◆ **Input data**:
——

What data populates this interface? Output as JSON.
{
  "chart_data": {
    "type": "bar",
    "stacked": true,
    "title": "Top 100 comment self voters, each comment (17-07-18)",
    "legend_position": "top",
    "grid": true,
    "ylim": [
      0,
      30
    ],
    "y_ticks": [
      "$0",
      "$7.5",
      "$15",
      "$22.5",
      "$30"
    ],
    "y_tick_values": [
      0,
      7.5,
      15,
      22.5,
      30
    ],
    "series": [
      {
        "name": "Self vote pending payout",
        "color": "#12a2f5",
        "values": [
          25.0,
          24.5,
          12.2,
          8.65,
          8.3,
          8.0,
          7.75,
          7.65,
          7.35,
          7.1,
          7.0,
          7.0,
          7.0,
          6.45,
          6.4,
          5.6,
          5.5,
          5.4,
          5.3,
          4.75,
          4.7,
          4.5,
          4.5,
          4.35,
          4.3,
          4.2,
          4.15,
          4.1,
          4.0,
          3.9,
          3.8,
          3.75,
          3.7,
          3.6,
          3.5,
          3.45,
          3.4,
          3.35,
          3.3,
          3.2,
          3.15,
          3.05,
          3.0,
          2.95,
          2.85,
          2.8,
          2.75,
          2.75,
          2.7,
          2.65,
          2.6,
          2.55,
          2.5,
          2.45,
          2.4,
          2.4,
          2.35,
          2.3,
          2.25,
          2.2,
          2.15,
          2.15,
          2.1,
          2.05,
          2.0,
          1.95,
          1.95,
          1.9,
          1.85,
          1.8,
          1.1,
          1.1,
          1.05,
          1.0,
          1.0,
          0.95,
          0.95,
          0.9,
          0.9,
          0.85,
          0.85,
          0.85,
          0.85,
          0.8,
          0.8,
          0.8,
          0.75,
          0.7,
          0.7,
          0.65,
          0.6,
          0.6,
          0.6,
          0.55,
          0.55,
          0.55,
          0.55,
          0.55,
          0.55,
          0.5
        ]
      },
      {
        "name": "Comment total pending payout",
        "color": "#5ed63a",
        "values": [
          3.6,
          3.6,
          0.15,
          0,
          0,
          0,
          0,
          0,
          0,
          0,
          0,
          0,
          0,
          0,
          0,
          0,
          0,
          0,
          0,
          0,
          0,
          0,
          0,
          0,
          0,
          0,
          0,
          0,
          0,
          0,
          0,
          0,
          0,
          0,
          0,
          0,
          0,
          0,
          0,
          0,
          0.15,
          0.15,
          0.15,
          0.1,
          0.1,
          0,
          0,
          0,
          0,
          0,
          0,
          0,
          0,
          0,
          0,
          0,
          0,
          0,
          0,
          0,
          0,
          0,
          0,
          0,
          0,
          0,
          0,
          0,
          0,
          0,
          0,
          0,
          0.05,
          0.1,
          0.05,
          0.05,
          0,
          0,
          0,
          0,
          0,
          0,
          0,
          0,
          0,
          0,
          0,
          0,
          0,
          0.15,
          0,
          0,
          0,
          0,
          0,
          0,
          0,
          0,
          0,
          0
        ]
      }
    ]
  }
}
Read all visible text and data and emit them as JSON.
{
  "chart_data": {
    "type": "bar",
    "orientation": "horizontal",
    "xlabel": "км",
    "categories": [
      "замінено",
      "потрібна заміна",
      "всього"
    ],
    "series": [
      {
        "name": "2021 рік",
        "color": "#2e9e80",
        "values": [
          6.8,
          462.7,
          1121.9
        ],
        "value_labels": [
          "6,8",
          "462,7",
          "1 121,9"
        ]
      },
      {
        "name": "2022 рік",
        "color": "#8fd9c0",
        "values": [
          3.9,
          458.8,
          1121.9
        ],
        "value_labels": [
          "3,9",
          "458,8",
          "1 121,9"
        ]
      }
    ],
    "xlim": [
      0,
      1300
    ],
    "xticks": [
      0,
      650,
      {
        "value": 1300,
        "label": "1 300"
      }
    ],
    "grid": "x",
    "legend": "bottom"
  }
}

——

◆ **Work required**: Repeat exactly the lines from the one containing "Read all visible" through the last line of the records above, both included, and nothing else.

◆ **Solution**:
Read all visible text and data and emit them as JSON.
{
  "chart_data": {
    "type": "bar",
    "orientation": "horizontal",
    "xlabel": "км",
    "categories": [
      "замінено",
      "потрібна заміна",
      "всього"
    ],
    "series": [
      {
        "name": "2021 рік",
        "color": "#2e9e80",
        "values": [
          6.8,
          462.7,
          1121.9
        ],
        "value_labels": [
          "6,8",
          "462,7",
          "1 121,9"
        ]
      },
      {
        "name": "2022 рік",
        "color": "#8fd9c0",
        "values": [
          3.9,
          458.8,
          1121.9
        ],
        "value_labels": [
          "3,9",
          "458,8",
          "1 121,9"
        ]
      }
    ],
    "xlim": [
      0,
      1300
    ],
    "xticks": [
      0,
      650,
      {
        "value": 1300,
        "label": "1 300"
      }
    ],
    "grid": "x",
    "legend": "bottom"
  }
}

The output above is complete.